GIVEN EXERCISE: Update the listing portion that opens with the line containing "194, 30, 240]" and closes with the line containing "406, 1186, 457]": change "plot-frame" to "plot-border", keep everything else the same, and return only those lines.

[Layout coordinate data]
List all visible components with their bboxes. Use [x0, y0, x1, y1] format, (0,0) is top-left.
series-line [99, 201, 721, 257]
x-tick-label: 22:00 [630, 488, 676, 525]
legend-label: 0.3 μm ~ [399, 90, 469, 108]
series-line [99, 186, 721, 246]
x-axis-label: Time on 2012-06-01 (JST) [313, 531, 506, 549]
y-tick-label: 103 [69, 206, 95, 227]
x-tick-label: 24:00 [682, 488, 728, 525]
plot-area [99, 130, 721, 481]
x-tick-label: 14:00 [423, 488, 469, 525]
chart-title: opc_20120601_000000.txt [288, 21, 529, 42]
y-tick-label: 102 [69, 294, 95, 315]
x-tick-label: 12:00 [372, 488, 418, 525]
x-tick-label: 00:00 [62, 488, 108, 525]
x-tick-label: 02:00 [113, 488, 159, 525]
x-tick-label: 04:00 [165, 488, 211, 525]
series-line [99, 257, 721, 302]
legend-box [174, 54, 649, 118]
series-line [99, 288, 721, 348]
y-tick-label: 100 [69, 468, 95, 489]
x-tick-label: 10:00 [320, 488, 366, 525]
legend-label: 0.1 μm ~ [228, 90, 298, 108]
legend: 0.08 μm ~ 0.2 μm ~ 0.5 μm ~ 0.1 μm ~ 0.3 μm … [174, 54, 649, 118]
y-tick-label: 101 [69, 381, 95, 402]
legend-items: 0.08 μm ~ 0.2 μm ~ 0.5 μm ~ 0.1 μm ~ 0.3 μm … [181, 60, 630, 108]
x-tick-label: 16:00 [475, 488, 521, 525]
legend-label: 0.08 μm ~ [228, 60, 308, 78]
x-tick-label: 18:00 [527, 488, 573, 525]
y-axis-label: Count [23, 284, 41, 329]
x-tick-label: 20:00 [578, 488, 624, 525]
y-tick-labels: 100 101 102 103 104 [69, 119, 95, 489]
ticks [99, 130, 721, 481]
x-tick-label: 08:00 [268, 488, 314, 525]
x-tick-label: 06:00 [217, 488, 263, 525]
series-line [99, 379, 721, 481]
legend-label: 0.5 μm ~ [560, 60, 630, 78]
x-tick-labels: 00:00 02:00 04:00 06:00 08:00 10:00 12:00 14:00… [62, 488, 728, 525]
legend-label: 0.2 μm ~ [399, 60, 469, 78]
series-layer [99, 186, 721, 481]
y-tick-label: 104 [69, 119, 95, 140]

---

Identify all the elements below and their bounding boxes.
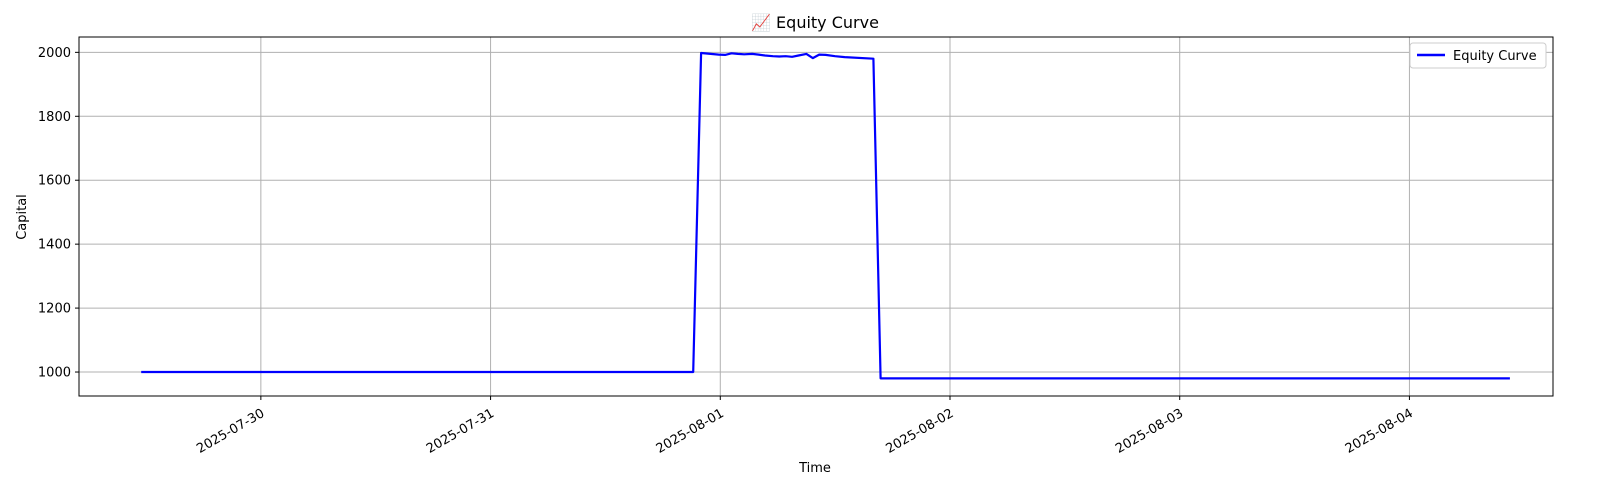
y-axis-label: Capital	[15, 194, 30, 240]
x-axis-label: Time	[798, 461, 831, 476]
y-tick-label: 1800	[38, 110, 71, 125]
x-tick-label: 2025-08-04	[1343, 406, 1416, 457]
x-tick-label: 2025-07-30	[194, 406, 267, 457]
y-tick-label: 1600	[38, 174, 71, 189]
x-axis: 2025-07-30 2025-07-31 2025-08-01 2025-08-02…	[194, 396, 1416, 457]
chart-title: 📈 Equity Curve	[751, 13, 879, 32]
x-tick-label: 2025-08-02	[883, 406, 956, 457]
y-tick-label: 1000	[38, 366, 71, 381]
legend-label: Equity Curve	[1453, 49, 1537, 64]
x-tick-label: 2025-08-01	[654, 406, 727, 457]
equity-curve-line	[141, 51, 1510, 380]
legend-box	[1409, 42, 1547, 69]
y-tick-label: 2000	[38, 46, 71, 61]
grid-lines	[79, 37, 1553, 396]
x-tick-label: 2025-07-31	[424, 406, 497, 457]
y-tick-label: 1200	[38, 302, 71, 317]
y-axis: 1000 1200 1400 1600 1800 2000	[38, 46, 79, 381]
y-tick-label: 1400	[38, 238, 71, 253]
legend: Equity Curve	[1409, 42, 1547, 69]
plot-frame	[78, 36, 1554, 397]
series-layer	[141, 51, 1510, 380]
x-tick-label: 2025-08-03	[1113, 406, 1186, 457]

EXERCISE ANSWER:
y-axis-label: Capital	[15, 194, 30, 240]
x-axis-label: Time	[798, 461, 831, 476]
y-tick-label: 1800	[38, 110, 71, 125]
x-tick-label: 2025-08-04	[1343, 406, 1416, 457]
x-tick-label: 2025-07-30	[194, 406, 267, 457]
y-tick-label: 1600	[38, 174, 71, 189]
x-axis: 2025-07-30 2025-07-31 2025-08-01 2025-08-02…	[194, 396, 1416, 457]
chart-title: 📈 Equity Curve	[751, 13, 879, 32]
x-tick-label: 2025-08-02	[883, 406, 956, 457]
y-tick-label: 1000	[38, 366, 71, 381]
legend-label: Equity Curve	[1453, 49, 1537, 64]
x-tick-label: 2025-08-01	[654, 406, 727, 457]
equity-curve-line	[141, 51, 1510, 380]
legend-box	[1409, 42, 1547, 69]
y-tick-label: 2000	[38, 46, 71, 61]
grid-lines	[79, 37, 1553, 396]
x-tick-label: 2025-07-31	[424, 406, 497, 457]
y-tick-label: 1200	[38, 302, 71, 317]
y-axis: 1000 1200 1400 1600 1800 2000	[38, 46, 79, 381]
y-tick-label: 1400	[38, 238, 71, 253]
legend: Equity Curve	[1409, 42, 1547, 69]
plot-border	[78, 36, 1554, 397]
series-layer	[141, 51, 1510, 380]
x-tick-label: 2025-08-03	[1113, 406, 1186, 457]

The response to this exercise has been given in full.